_What you should do:_ Print the listing that follows, character for character.

Recorded data:
============

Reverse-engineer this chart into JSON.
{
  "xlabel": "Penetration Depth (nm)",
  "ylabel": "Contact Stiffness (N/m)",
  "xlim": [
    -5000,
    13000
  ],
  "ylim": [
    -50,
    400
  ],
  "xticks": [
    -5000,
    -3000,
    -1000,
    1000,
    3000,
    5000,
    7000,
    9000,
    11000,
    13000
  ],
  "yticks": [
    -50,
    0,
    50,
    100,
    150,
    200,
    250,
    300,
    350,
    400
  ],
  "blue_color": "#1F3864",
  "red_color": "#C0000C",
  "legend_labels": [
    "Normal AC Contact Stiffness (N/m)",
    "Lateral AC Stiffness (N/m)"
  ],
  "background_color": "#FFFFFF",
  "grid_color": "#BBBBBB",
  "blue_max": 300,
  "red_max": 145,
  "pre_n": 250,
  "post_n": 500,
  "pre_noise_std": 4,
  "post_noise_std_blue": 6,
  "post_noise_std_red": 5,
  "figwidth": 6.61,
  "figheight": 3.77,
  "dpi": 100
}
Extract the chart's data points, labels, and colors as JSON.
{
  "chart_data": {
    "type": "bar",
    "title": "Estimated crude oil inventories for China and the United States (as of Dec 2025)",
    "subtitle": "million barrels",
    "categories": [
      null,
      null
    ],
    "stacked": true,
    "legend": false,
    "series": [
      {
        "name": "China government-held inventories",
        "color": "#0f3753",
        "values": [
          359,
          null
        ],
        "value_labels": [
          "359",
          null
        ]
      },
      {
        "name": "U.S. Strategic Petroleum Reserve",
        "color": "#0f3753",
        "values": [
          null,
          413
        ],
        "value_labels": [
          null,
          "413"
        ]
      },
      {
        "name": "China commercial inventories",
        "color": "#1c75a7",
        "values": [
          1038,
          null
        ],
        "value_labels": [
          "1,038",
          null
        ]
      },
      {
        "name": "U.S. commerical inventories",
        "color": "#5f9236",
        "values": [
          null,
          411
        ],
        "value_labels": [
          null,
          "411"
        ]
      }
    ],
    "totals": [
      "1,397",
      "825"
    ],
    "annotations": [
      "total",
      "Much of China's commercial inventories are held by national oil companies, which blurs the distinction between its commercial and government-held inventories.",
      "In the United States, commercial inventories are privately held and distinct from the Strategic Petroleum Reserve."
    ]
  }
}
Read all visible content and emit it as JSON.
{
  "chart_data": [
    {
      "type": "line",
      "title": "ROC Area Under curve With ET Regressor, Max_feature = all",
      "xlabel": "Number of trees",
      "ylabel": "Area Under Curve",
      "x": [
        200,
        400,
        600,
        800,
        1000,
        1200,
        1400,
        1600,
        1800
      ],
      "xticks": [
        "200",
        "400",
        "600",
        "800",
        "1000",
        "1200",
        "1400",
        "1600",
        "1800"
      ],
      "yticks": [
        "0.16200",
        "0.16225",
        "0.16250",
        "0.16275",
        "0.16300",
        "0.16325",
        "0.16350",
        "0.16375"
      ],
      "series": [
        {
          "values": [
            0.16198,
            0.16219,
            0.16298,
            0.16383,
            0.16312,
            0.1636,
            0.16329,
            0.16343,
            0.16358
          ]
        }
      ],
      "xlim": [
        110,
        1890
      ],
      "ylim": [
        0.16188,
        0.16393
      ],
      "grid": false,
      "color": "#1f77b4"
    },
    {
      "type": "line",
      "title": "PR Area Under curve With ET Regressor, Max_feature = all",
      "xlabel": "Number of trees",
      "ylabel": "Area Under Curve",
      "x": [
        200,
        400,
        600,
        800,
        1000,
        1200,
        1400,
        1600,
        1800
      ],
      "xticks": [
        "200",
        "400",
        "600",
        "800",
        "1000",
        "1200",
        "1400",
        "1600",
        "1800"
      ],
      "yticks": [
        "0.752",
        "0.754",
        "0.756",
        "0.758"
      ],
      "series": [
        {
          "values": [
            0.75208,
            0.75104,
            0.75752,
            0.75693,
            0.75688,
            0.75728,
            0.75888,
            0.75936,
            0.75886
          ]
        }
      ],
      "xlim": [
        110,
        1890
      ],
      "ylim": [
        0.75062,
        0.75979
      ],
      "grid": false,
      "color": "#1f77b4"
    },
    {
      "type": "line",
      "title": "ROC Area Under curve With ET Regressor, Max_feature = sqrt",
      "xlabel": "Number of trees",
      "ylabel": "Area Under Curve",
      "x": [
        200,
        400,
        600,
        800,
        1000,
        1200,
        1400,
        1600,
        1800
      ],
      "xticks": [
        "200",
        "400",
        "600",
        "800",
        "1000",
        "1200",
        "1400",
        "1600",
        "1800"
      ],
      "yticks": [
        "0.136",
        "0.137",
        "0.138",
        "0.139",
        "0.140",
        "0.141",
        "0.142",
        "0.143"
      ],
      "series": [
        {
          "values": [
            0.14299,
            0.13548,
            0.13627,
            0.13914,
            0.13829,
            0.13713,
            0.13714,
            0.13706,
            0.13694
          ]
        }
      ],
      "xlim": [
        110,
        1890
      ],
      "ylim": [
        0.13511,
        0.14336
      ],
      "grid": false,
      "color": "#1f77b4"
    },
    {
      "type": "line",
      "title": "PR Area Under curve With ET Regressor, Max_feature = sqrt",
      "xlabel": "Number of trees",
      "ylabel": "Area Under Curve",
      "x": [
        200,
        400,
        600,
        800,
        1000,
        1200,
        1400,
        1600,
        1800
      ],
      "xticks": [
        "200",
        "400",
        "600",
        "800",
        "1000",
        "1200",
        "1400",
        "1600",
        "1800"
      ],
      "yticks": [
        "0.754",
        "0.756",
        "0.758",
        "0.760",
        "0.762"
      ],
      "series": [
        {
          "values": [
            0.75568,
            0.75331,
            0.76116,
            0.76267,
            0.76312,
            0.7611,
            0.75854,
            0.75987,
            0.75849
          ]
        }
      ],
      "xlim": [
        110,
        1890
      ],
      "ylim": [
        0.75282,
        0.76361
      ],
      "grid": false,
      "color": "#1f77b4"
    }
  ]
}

============

_Finished exercise:_
Reverse-engineer this chart into JSON.
{
  "xlabel": "Penetration Depth (nm)",
  "ylabel": "Contact Stiffness (N/m)",
  "xlim": [
    -5000,
    13000
  ],
  "ylim": [
    -50,
    400
  ],
  "xticks": [
    -5000,
    -3000,
    -1000,
    1000,
    3000,
    5000,
    7000,
    9000,
    11000,
    13000
  ],
  "yticks": [
    -50,
    0,
    50,
    100,
    150,
    200,
    250,
    300,
    350,
    400
  ],
  "blue_color": "#1F3864",
  "red_color": "#C0000C",
  "legend_labels": [
    "Normal AC Contact Stiffness (N/m)",
    "Lateral AC Stiffness (N/m)"
  ],
  "background_color": "#FFFFFF",
  "grid_color": "#BBBBBB",
  "blue_max": 300,
  "red_max": 145,
  "pre_n": 250,
  "post_n": 500,
  "pre_noise_std": 4,
  "post_noise_std_blue": 6,
  "post_noise_std_red": 5,
  "figwidth": 6.61,
  "figheight": 3.77,
  "dpi": 100
}
Extract the chart's data points, labels, and colors as JSON.
{
  "chart_data": {
    "type": "bar",
    "title": "Estimated crude oil inventories for China and the United States (as of Dec 2025)",
    "subtitle": "million barrels",
    "categories": [
      null,
      null
    ],
    "stacked": true,
    "legend": false,
    "series": [
      {
        "name": "China government-held inventories",
        "color": "#0f3753",
        "values": [
          359,
          null
        ],
        "value_labels": [
          "359",
          null
        ]
      },
      {
        "name": "U.S. Strategic Petroleum Reserve",
        "color": "#0f3753",
        "values": [
          null,
          413
        ],
        "value_labels": [
          null,
          "413"
        ]
      },
      {
        "name": "China commercial inventories",
        "color": "#1c75a7",
        "values": [
          1038,
          null
        ],
        "value_labels": [
          "1,038",
          null
        ]
      },
      {
        "name": "U.S. commerical inventories",
        "color": "#5f9236",
        "values": [
          null,
          411
        ],
        "value_labels": [
          null,
          "411"
        ]
      }
    ],
    "totals": [
      "1,397",
      "825"
    ],
    "annotations": [
      "total",
      "Much of China's commercial inventories are held by national oil companies, which blurs the distinction between its commercial and government-held inventories.",
      "In the United States, commercial inventories are privately held and distinct from the Strategic Petroleum Reserve."
    ]
  }
}
Read all visible content and emit it as JSON.
{
  "chart_data": [
    {
      "type": "line",
      "title": "ROC Area Under curve With ET Regressor, Max_feature = all",
      "xlabel": "Number of trees",
      "ylabel": "Area Under Curve",
      "x": [
        200,
        400,
        600,
        800,
        1000,
        1200,
        1400,
        1600,
        1800
      ],
      "xticks": [
        "200",
        "400",
        "600",
        "800",
        "1000",
        "1200",
        "1400",
        "1600",
        "1800"
      ],
      "yticks": [
        "0.16200",
        "0.16225",
        "0.16250",
        "0.16275",
        "0.16300",
        "0.16325",
        "0.16350",
        "0.16375"
      ],
      "series": [
        {
          "values": [
            0.16198,
            0.16219,
            0.16298,
            0.16383,
            0.16312,
            0.1636,
            0.16329,
            0.16343,
            0.16358
          ]
        }
      ],
      "xlim": [
        110,
        1890
      ],
      "ylim": [
        0.16188,
        0.16393
      ],
      "grid": false,
      "color": "#1f77b4"
    },
    {
      "type": "line",
      "title": "PR Area Under curve With ET Regressor, Max_feature = all",
      "xlabel": "Number of trees",
      "ylabel": "Area Under Curve",
      "x": [
        200,
        400,
        600,
        800,
        1000,
        1200,
        1400,
        1600,
        1800
      ],
      "xticks": [
        "200",
        "400",
        "600",
        "800",
        "1000",
        "1200",
        "1400",
        "1600",
        "1800"
      ],
      "yticks": [
        "0.752",
        "0.754",
        "0.756",
        "0.758"
      ],
      "series": [
        {
          "values": [
            0.75208,
            0.75104,
            0.75752,
            0.75693,
            0.75688,
            0.75728,
            0.75888,
            0.75936,
            0.75886
          ]
        }
      ],
      "xlim": [
        110,
        1890
      ],
      "ylim": [
        0.75062,
        0.75979
      ],
      "grid": false,
      "color": "#1f77b4"
    },
    {
      "type": "line",
      "title": "ROC Area Under curve With ET Regressor, Max_feature = sqrt",
      "xlabel": "Number of trees",
      "ylabel": "Area Under Curve",
      "x": [
        200,
        400,
        600,
        800,
        1000,
        1200,
        1400,
        1600,
        1800
      ],
      "xticks": [
        "200",
        "400",
        "600",
        "800",
        "1000",
        "1200",
        "1400",
        "1600",
        "1800"
      ],
      "yticks": [
        "0.136",
        "0.137",
        "0.138",
        "0.139",
        "0.140",
        "0.141",
        "0.142",
        "0.143"
      ],
      "series": [
        {
          "values": [
            0.14299,
            0.13548,
            0.13627,
            0.13914,
            0.13829,
            0.13713,
            0.13714,
            0.13706,
            0.13694
          ]
        }
      ],
      "xlim": [
        110,
        1890
      ],
      "ylim": [
        0.13511,
        0.14336
      ],
      "grid": false,
      "color": "#1f77b4"
    },
    {
      "type": "line",
      "title": "PR Area Under curve With ET Regressor, Max_feature = sqrt",
      "xlabel": "Number of trees",
      "ylabel": "Area Under Curve",
      "x": [
        200,
        400,
        600,
        800,
        1000,
        1200,
        1400,
        1600,
        1800
      ],
      "xticks": [
        "200",
        "400",
        "600",
        "800",
        "1000",
        "1200",
        "1400",
        "1600",
        "1800"
      ],
      "yticks": [
        "0.754",
        "0.756",
        "0.758",
        "0.760",
        "0.762"
      ],
      "series": [
        {
          "values": [
            0.75568,
            0.75331,
            0.76116,
            0.76267,
            0.76312,
            0.7611,
            0.75854,
            0.75987,
            0.75849
          ]
        }
      ],
      "xlim": [
        110,
        1890
      ],
      "ylim": [
        0.75282,
        0.76361
      ],
      "grid": false,
      "color": "#1f77b4"
    }
  ]
}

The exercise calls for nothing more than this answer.